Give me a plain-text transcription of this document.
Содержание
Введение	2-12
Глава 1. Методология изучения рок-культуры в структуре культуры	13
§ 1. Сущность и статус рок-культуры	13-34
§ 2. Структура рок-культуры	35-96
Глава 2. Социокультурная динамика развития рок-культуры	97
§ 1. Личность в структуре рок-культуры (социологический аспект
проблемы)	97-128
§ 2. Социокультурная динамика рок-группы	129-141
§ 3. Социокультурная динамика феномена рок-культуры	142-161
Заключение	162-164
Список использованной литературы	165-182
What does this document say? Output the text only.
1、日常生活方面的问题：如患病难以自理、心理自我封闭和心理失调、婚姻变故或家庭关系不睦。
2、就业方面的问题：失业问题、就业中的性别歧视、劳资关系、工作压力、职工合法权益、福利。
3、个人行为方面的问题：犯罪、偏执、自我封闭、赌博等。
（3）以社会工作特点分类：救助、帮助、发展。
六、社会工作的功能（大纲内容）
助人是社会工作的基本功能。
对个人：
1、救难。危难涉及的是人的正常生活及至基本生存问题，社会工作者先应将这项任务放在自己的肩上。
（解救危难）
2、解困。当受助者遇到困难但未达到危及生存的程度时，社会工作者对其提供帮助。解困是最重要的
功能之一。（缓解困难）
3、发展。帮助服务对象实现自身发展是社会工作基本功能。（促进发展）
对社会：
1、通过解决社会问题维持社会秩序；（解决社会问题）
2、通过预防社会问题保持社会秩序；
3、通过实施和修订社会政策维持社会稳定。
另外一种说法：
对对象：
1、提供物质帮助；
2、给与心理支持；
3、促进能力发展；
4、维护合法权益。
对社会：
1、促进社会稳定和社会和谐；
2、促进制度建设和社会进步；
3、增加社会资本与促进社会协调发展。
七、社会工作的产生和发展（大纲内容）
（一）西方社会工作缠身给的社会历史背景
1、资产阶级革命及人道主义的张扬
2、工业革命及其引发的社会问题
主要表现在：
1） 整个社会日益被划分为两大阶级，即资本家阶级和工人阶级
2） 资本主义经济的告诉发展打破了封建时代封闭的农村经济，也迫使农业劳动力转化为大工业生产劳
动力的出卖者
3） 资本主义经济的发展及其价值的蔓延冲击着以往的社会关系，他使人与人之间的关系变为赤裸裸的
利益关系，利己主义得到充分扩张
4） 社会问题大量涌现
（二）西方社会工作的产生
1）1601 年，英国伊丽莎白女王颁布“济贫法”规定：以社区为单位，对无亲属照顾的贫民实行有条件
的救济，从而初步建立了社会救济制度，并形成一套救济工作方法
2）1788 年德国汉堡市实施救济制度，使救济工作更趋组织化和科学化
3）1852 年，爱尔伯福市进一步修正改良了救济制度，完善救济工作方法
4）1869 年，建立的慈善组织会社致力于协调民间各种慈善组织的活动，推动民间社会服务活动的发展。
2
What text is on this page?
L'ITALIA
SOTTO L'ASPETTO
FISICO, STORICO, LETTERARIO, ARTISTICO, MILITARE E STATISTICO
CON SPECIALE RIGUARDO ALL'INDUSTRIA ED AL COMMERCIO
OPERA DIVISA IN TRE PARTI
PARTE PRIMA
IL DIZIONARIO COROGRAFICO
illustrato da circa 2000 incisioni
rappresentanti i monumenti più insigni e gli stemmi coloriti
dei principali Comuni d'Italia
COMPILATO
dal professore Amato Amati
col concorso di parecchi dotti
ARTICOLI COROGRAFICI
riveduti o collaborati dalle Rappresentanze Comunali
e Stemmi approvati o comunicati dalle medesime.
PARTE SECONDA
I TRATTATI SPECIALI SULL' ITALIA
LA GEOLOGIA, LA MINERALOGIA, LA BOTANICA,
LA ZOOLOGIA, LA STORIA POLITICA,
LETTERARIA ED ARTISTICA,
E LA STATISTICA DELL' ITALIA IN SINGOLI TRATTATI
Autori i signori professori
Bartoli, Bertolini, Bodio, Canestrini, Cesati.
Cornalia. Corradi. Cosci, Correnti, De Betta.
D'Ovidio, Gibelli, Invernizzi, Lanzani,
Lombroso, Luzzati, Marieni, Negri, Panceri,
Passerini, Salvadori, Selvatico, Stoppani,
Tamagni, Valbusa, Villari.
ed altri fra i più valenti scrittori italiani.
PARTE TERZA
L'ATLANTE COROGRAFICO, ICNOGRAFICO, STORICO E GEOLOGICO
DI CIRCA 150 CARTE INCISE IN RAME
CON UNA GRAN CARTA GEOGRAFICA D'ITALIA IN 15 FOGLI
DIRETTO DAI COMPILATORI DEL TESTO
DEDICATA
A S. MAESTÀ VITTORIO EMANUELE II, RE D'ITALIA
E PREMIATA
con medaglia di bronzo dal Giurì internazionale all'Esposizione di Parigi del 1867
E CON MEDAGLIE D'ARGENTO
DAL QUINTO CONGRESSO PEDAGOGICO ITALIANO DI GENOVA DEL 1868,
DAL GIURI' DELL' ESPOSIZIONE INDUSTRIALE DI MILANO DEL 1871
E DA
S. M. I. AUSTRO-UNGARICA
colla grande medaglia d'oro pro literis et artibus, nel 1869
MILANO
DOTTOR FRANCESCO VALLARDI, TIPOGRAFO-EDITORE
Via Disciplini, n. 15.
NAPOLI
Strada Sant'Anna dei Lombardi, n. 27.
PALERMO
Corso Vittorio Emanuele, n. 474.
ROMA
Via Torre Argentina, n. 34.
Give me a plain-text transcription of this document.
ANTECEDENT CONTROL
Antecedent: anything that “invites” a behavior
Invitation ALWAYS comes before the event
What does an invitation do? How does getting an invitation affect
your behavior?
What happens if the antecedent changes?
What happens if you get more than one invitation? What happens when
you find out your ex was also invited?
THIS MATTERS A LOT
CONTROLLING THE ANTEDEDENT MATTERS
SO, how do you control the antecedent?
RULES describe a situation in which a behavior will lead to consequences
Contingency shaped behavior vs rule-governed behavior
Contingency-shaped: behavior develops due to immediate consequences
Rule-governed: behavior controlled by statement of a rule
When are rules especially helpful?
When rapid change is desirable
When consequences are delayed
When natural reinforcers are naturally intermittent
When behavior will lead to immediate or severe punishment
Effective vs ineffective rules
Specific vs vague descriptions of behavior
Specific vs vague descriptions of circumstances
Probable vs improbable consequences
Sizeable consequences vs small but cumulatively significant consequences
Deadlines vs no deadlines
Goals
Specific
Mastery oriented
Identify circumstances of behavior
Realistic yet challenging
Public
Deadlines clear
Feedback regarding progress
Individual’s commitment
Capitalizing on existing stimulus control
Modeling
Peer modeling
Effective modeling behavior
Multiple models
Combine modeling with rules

▬▬▬

WHAT NEEDS TO BE DONE: Exactly reproduce every line of the records.

EXERCISE OUTPUT:
Give me a plain-text transcription of this document.
Содержание
Введение	2-12
Глава 1. Методология изучения рок-культуры в структуре культуры	13
§ 1. Сущность и статус рок-культуры	13-34
§ 2. Структура рок-культуры	35-96
Глава 2. Социокультурная динамика развития рок-культуры	97
§ 1. Личность в структуре рок-культуры (социологический аспект
проблемы)	97-128
§ 2. Социокультурная динамика рок-группы	129-141
§ 3. Социокультурная динамика феномена рок-культуры	142-161
Заключение	162-164
Список использованной литературы	165-182
What does this document say? Output the text only.
1、日常生活方面的问题：如患病难以自理、心理自我封闭和心理失调、婚姻变故或家庭关系不睦。
2、就业方面的问题：失业问题、就业中的性别歧视、劳资关系、工作压力、职工合法权益、福利。
3、个人行为方面的问题：犯罪、偏执、自我封闭、赌博等。
（3）以社会工作特点分类：救助、帮助、发展。
六、社会工作的功能（大纲内容）
助人是社会工作的基本功能。
对个人：
1、救难。危难涉及的是人的正常生活及至基本生存问题，社会工作者先应将这项任务放在自己的肩上。
（解救危难）
2、解困。当受助者遇到困难但未达到危及生存的程度时，社会工作者对其提供帮助。解困是最重要的
功能之一。（缓解困难）
3、发展。帮助服务对象实现自身发展是社会工作基本功能。（促进发展）
对社会：
1、通过解决社会问题维持社会秩序；（解决社会问题）
2、通过预防社会问题保持社会秩序；
3、通过实施和修订社会政策维持社会稳定。
另外一种说法：
对对象：
1、提供物质帮助；
2、给与心理支持；
3、促进能力发展；
4、维护合法权益。
对社会：
1、促进社会稳定和社会和谐；
2、促进制度建设和社会进步；
3、增加社会资本与促进社会协调发展。
七、社会工作的产生和发展（大纲内容）
（一）西方社会工作缠身给的社会历史背景
1、资产阶级革命及人道主义的张扬
2、工业革命及其引发的社会问题
主要表现在：
1） 整个社会日益被划分为两大阶级，即资本家阶级和工人阶级
2） 资本主义经济的告诉发展打破了封建时代封闭的农村经济，也迫使农业劳动力转化为大工业生产劳
动力的出卖者
3） 资本主义经济的发展及其价值的蔓延冲击着以往的社会关系，他使人与人之间的关系变为赤裸裸的
利益关系，利己主义得到充分扩张
4） 社会问题大量涌现
（二）西方社会工作的产生
1）1601 年，英国伊丽莎白女王颁布“济贫法”规定：以社区为单位，对无亲属照顾的贫民实行有条件
的救济，从而初步建立了社会救济制度，并形成一套救济工作方法
2）1788 年德国汉堡市实施救济制度，使救济工作更趋组织化和科学化
3）1852 年，爱尔伯福市进一步修正改良了救济制度，完善救济工作方法
4）1869 年，建立的慈善组织会社致力于协调民间各种慈善组织的活动，推动民间社会服务活动的发展。
2
What text is on this page?
L'ITALIA
SOTTO L'ASPETTO
FISICO, STORICO, LETTERARIO, ARTISTICO, MILITARE E STATISTICO
CON SPECIALE RIGUARDO ALL'INDUSTRIA ED AL COMMERCIO
OPERA DIVISA IN TRE PARTI
PARTE PRIMA
IL DIZIONARIO COROGRAFICO
illustrato da circa 2000 incisioni
rappresentanti i monumenti più insigni e gli stemmi coloriti
dei principali Comuni d'Italia
COMPILATO
dal professore Amato Amati
col concorso di parecchi dotti
ARTICOLI COROGRAFICI
riveduti o collaborati dalle Rappresentanze Comunali
e Stemmi approvati o comunicati dalle medesime.
PARTE SECONDA
I TRATTATI SPECIALI SULL' ITALIA
LA GEOLOGIA, LA MINERALOGIA, LA BOTANICA,
LA ZOOLOGIA, LA STORIA POLITICA,
LETTERARIA ED ARTISTICA,
E LA STATISTICA DELL' ITALIA IN SINGOLI TRATTATI
Autori i signori professori
Bartoli, Bertolini, Bodio, Canestrini, Cesati.
Cornalia. Corradi. Cosci, Correnti, De Betta.
D'Ovidio, Gibelli, Invernizzi, Lanzani,
Lombroso, Luzzati, Marieni, Negri, Panceri,
Passerini, Salvadori, Selvatico, Stoppani,
Tamagni, Valbusa, Villari.
ed altri fra i più valenti scrittori italiani.
PARTE TERZA
L'ATLANTE COROGRAFICO, ICNOGRAFICO, STORICO E GEOLOGICO
DI CIRCA 150 CARTE INCISE IN RAME
CON UNA GRAN CARTA GEOGRAFICA D'ITALIA IN 15 FOGLI
DIRETTO DAI COMPILATORI DEL TESTO
DEDICATA
A S. MAESTÀ VITTORIO EMANUELE II, RE D'ITALIA
E PREMIATA
con medaglia di bronzo dal Giurì internazionale all'Esposizione di Parigi del 1867
E CON MEDAGLIE D'ARGENTO
DAL QUINTO CONGRESSO PEDAGOGICO ITALIANO DI GENOVA DEL 1868,
DAL GIURI' DELL' ESPOSIZIONE INDUSTRIALE DI MILANO DEL 1871
E DA
S. M. I. AUSTRO-UNGARICA
colla grande medaglia d'oro pro literis et artibus, nel 1869
MILANO
DOTTOR FRANCESCO VALLARDI, TIPOGRAFO-EDITORE
Via Disciplini, n. 15.
NAPOLI
Strada Sant'Anna dei Lombardi, n. 27.
PALERMO
Corso Vittorio Emanuele, n. 474.
ROMA
Via Torre Argentina, n. 34.
Give me a plain-text transcription of this document.
ANTECEDENT CONTROL
Antecedent: anything that “invites” a behavior
Invitation ALWAYS comes before the event
What does an invitation do? How does getting an invitation affect
your behavior?
What happens if the antecedent changes?
What happens if you get more than one invitation? What happens when
you find out your ex was also invited?
THIS MATTERS A LOT
CONTROLLING THE ANTEDEDENT MATTERS
SO, how do you control the antecedent?
RULES describe a situation in which a behavior will lead to consequences
Contingency shaped behavior vs rule-governed behavior
Contingency-shaped: behavior develops due to immediate consequences
Rule-governed: behavior controlled by statement of a rule
When are rules especially helpful?
When rapid change is desirable
When consequences are delayed
When natural reinforcers are naturally intermittent
When behavior will lead to immediate or severe punishment
Effective vs ineffective rules
Specific vs vague descriptions of behavior
Specific vs vague descriptions of circumstances
Probable vs improbable consequences
Sizeable consequences vs small but cumulatively significant consequences
Deadlines vs no deadlines
Goals
Specific
Mastery oriented
Identify circumstances of behavior
Realistic yet challenging
Public
Deadlines clear
Feedback regarding progress
Individual’s commitment
Capitalizing on existing stimulus control
Modeling
Peer modeling
Effective modeling behavior
Multiple models
Combine modeling with rules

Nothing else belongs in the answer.